Start
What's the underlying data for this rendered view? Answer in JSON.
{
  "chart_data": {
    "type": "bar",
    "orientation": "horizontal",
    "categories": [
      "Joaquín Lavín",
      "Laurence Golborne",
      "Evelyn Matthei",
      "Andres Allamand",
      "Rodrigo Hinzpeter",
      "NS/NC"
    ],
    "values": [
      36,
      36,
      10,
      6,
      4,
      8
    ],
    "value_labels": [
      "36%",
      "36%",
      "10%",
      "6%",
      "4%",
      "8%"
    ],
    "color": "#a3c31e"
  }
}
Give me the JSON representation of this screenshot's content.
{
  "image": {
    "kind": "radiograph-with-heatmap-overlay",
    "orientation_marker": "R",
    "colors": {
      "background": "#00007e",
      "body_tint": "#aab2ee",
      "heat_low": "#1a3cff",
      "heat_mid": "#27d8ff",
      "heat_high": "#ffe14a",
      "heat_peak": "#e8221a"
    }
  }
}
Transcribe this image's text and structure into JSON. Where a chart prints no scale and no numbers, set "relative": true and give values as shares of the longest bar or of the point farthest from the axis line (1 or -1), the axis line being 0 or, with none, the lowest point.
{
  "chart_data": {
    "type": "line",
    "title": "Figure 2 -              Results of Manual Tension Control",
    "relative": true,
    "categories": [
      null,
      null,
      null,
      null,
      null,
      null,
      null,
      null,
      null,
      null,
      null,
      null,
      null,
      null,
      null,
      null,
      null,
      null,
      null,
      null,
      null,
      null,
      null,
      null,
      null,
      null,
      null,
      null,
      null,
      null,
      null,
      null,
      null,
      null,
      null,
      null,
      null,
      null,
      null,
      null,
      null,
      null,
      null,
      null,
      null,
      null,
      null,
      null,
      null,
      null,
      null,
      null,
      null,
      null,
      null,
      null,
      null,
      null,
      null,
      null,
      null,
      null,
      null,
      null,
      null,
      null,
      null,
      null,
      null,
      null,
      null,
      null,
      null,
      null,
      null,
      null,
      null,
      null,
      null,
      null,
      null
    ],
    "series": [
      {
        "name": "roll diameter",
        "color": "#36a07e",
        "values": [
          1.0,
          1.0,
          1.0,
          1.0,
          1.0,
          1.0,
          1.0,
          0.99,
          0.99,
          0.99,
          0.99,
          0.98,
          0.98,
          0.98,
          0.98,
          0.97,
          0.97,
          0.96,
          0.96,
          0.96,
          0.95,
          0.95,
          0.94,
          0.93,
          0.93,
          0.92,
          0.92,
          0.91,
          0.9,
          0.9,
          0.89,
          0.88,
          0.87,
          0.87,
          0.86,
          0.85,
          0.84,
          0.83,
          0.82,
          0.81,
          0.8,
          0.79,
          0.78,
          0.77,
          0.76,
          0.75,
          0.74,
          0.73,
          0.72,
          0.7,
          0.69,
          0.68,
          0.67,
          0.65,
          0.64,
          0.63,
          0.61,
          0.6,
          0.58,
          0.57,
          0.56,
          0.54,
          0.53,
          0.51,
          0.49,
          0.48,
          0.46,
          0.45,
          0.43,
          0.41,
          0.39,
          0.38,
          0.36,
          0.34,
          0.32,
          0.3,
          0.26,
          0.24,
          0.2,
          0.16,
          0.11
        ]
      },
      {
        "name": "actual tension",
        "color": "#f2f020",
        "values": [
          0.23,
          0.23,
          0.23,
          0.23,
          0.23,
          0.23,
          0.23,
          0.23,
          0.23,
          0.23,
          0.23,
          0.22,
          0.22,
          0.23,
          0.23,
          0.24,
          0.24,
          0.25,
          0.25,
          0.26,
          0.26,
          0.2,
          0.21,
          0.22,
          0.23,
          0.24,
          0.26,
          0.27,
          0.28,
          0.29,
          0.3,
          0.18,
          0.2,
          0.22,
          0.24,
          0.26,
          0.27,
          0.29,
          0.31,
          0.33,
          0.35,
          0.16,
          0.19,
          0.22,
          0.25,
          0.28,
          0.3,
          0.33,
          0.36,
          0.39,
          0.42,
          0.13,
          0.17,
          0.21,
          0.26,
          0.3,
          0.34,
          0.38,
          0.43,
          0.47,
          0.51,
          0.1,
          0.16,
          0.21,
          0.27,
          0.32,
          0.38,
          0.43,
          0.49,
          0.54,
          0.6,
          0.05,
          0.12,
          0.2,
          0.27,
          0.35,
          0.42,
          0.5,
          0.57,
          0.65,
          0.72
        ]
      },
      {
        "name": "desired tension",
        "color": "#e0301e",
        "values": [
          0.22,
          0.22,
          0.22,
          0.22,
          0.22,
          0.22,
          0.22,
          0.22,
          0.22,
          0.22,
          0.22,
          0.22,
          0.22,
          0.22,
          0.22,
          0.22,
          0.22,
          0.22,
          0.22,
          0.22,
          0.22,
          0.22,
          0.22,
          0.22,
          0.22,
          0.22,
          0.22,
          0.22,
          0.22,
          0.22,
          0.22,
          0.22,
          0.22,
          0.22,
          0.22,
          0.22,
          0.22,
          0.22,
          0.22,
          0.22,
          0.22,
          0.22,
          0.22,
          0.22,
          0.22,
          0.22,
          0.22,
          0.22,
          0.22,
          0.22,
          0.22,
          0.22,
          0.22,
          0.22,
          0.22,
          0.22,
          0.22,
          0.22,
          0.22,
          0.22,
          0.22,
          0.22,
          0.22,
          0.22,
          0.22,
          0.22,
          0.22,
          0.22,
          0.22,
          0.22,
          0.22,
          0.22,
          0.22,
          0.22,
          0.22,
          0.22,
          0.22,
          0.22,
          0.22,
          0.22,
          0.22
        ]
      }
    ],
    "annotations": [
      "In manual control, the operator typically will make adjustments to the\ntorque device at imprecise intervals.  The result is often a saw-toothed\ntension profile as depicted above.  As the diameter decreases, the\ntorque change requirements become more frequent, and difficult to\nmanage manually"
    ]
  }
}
End
### SHORT PROBLEM
Extract all of the data exactly as written.

### RESPONSE TO THE TASK
What's the underlying data for this rendered view? Answer in JSON.
{
  "chart_data": {
    "type": "bar",
    "orientation": "horizontal",
    "categories": [
      "Joaquín Lavín",
      "Laurence Golborne",
      "Evelyn Matthei",
      "Andres Allamand",
      "Rodrigo Hinzpeter",
      "NS/NC"
    ],
    "values": [
      36,
      36,
      10,
      6,
      4,
      8
    ],
    "value_labels": [
      "36%",
      "36%",
      "10%",
      "6%",
      "4%",
      "8%"
    ],
    "color": "#a3c31e"
  }
}
Give me the JSON representation of this screenshot's content.
{
  "image": {
    "kind": "radiograph-with-heatmap-overlay",
    "orientation_marker": "R",
    "colors": {
      "background": "#00007e",
      "body_tint": "#aab2ee",
      "heat_low": "#1a3cff",
      "heat_mid": "#27d8ff",
      "heat_high": "#ffe14a",
      "heat_peak": "#e8221a"
    }
  }
}
Transcribe this image's text and structure into JSON. Where a chart prints no scale and no numbers, set "relative": true and give values as shares of the longest bar or of the point farthest from the axis line (1 or -1), the axis line being 0 or, with none, the lowest point.
{
  "chart_data": {
    "type": "line",
    "title": "Figure 2 -              Results of Manual Tension Control",
    "relative": true,
    "categories": [
      null,
      null,
      null,
      null,
      null,
      null,
      null,
      null,
      null,
      null,
      null,
      null,
      null,
      null,
      null,
      null,
      null,
      null,
      null,
      null,
      null,
      null,
      null,
      null,
      null,
      null,
      null,
      null,
      null,
      null,
      null,
      null,
      null,
      null,
      null,
      null,
      null,
      null,
      null,
      null,
      null,
      null,
      null,
      null,
      null,
      null,
      null,
      null,
      null,
      null,
      null,
      null,
      null,
      null,
      null,
      null,
      null,
      null,
      null,
      null,
      null,
      null,
      null,
      null,
      null,
      null,
      null,
      null,
      null,
      null,
      null,
      null,
      null,
      null,
      null,
      null,
      null,
      null,
      null,
      null,
      null
    ],
    "series": [
      {
        "name": "roll diameter",
        "color": "#36a07e",
        "values": [
          1.0,
          1.0,
          1.0,
          1.0,
          1.0,
          1.0,
          1.0,
          0.99,
          0.99,
          0.99,
          0.99,
          0.98,
          0.98,
          0.98,
          0.98,
          0.97,
          0.97,
          0.96,
          0.96,
          0.96,
          0.95,
          0.95,
          0.94,
          0.93,
          0.93,
          0.92,
          0.92,
          0.91,
          0.9,
          0.9,
          0.89,
          0.88,
          0.87,
          0.87,
          0.86,
          0.85,
          0.84,
          0.83,
          0.82,
          0.81,
          0.8,
          0.79,
          0.78,
          0.77,
          0.76,
          0.75,
          0.74,
          0.73,
          0.72,
          0.7,
          0.69,
          0.68,
          0.67,
          0.65,
          0.64,
          0.63,
          0.61,
          0.6,
          0.58,
          0.57,
          0.56,
          0.54,
          0.53,
          0.51,
          0.49,
          0.48,
          0.46,
          0.45,
          0.43,
          0.41,
          0.39,
          0.38,
          0.36,
          0.34,
          0.32,
          0.3,
          0.26,
          0.24,
          0.2,
          0.16,
          0.11
        ]
      },
      {
        "name": "actual tension",
        "color": "#f2f020",
        "values": [
          0.23,
          0.23,
          0.23,
          0.23,
          0.23,
          0.23,
          0.23,
          0.23,
          0.23,
          0.23,
          0.23,
          0.22,
          0.22,
          0.23,
          0.23,
          0.24,
          0.24,
          0.25,
          0.25,
          0.26,
          0.26,
          0.2,
          0.21,
          0.22,
          0.23,
          0.24,
          0.26,
          0.27,
          0.28,
          0.29,
          0.3,
          0.18,
          0.2,
          0.22,
          0.24,
          0.26,
          0.27,
          0.29,
          0.31,
          0.33,
          0.35,
          0.16,
          0.19,
          0.22,
          0.25,
          0.28,
          0.3,
          0.33,
          0.36,
          0.39,
          0.42,
          0.13,
          0.17,
          0.21,
          0.26,
          0.3,
          0.34,
          0.38,
          0.43,
          0.47,
          0.51,
          0.1,
          0.16,
          0.21,
          0.27,
          0.32,
          0.38,
          0.43,
          0.49,
          0.54,
          0.6,
          0.05,
          0.12,
          0.2,
          0.27,
          0.35,
          0.42,
          0.5,
          0.57,
          0.65,
          0.72
        ]
      },
      {
        "name": "desired tension",
        "color": "#e0301e",
        "values": [
          0.22,
          0.22,
          0.22,
          0.22,
          0.22,
          0.22,
          0.22,
          0.22,
          0.22,
          0.22,
          0.22,
          0.22,
          0.22,
          0.22,
          0.22,
          0.22,
          0.22,
          0.22,
          0.22,
          0.22,
          0.22,
          0.22,
          0.22,
          0.22,
          0.22,
          0.22,
          0.22,
          0.22,
          0.22,
          0.22,
          0.22,
          0.22,
          0.22,
          0.22,
          0.22,
          0.22,
          0.22,
          0.22,
          0.22,
          0.22,
          0.22,
          0.22,
          0.22,
          0.22,
          0.22,
          0.22,
          0.22,
          0.22,
          0.22,
          0.22,
          0.22,
          0.22,
          0.22,
          0.22,
          0.22,
          0.22,
          0.22,
          0.22,
          0.22,
          0.22,
          0.22,
          0.22,
          0.22,
          0.22,
          0.22,
          0.22,
          0.22,
          0.22,
          0.22,
          0.22,
          0.22,
          0.22,
          0.22,
          0.22,
          0.22,
          0.22,
          0.22,
          0.22,
          0.22,
          0.22,
          0.22
        ]
      }
    ],
    "annotations": [
      "In manual control, the operator typically will make adjustments to the\ntorque device at imprecise intervals.  The result is often a saw-toothed\ntension profile as depicted above.  As the diameter decreases, the\ntorque change requirements become more frequent, and difficult to\nmanage manually"
    ]
  }
}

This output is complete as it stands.